Figure collection entries:
##########

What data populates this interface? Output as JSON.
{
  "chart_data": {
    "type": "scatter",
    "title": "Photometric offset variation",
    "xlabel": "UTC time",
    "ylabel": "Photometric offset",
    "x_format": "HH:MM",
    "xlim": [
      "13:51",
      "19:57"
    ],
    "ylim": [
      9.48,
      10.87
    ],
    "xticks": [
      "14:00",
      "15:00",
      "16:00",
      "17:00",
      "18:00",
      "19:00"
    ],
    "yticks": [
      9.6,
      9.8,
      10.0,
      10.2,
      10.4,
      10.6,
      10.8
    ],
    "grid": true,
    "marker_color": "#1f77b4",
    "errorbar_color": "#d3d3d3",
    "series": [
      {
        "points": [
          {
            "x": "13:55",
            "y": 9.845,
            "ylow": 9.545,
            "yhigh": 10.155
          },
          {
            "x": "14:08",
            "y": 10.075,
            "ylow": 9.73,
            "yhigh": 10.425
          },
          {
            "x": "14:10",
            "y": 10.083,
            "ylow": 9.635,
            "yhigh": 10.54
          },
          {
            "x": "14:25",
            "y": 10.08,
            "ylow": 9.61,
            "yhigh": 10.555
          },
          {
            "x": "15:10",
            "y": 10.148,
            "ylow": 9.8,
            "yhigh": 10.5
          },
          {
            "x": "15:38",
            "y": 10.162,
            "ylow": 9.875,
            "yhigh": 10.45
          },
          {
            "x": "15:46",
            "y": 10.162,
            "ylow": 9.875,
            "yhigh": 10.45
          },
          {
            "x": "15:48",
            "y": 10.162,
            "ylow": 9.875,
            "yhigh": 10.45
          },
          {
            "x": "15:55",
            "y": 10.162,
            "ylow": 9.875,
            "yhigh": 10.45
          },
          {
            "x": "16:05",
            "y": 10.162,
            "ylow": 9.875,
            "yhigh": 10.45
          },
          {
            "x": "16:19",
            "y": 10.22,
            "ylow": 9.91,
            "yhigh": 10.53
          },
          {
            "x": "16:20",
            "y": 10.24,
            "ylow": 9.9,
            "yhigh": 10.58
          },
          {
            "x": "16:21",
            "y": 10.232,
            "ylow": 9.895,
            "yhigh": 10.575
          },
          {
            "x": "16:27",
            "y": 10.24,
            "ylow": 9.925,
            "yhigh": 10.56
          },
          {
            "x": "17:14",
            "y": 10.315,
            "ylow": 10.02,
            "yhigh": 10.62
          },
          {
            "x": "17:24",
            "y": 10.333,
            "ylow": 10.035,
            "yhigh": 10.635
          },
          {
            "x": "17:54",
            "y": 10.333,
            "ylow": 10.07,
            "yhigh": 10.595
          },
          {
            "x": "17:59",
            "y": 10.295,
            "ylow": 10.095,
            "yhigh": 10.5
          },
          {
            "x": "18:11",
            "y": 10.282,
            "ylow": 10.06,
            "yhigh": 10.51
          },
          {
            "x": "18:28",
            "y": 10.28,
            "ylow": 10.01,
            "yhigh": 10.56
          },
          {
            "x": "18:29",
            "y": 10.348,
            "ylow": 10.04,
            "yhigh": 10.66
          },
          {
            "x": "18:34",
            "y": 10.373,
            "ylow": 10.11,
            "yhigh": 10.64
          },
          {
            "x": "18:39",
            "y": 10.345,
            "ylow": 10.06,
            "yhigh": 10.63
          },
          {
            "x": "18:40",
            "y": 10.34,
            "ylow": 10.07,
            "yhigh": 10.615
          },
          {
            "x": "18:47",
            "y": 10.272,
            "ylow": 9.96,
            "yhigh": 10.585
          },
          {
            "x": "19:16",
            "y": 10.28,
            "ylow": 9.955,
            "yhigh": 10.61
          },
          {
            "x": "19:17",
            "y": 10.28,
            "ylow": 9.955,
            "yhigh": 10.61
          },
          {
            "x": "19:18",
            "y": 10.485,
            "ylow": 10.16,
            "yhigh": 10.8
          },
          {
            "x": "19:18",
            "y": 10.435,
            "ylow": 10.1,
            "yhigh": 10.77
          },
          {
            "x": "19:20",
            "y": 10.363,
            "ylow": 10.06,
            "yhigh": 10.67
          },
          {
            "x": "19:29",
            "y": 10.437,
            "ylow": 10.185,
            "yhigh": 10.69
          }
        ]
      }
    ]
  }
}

##########

▸ **Brief**
Only the number is wanted: count the lines of the records that hold the word "offset".

▸ **Exercise solution**
2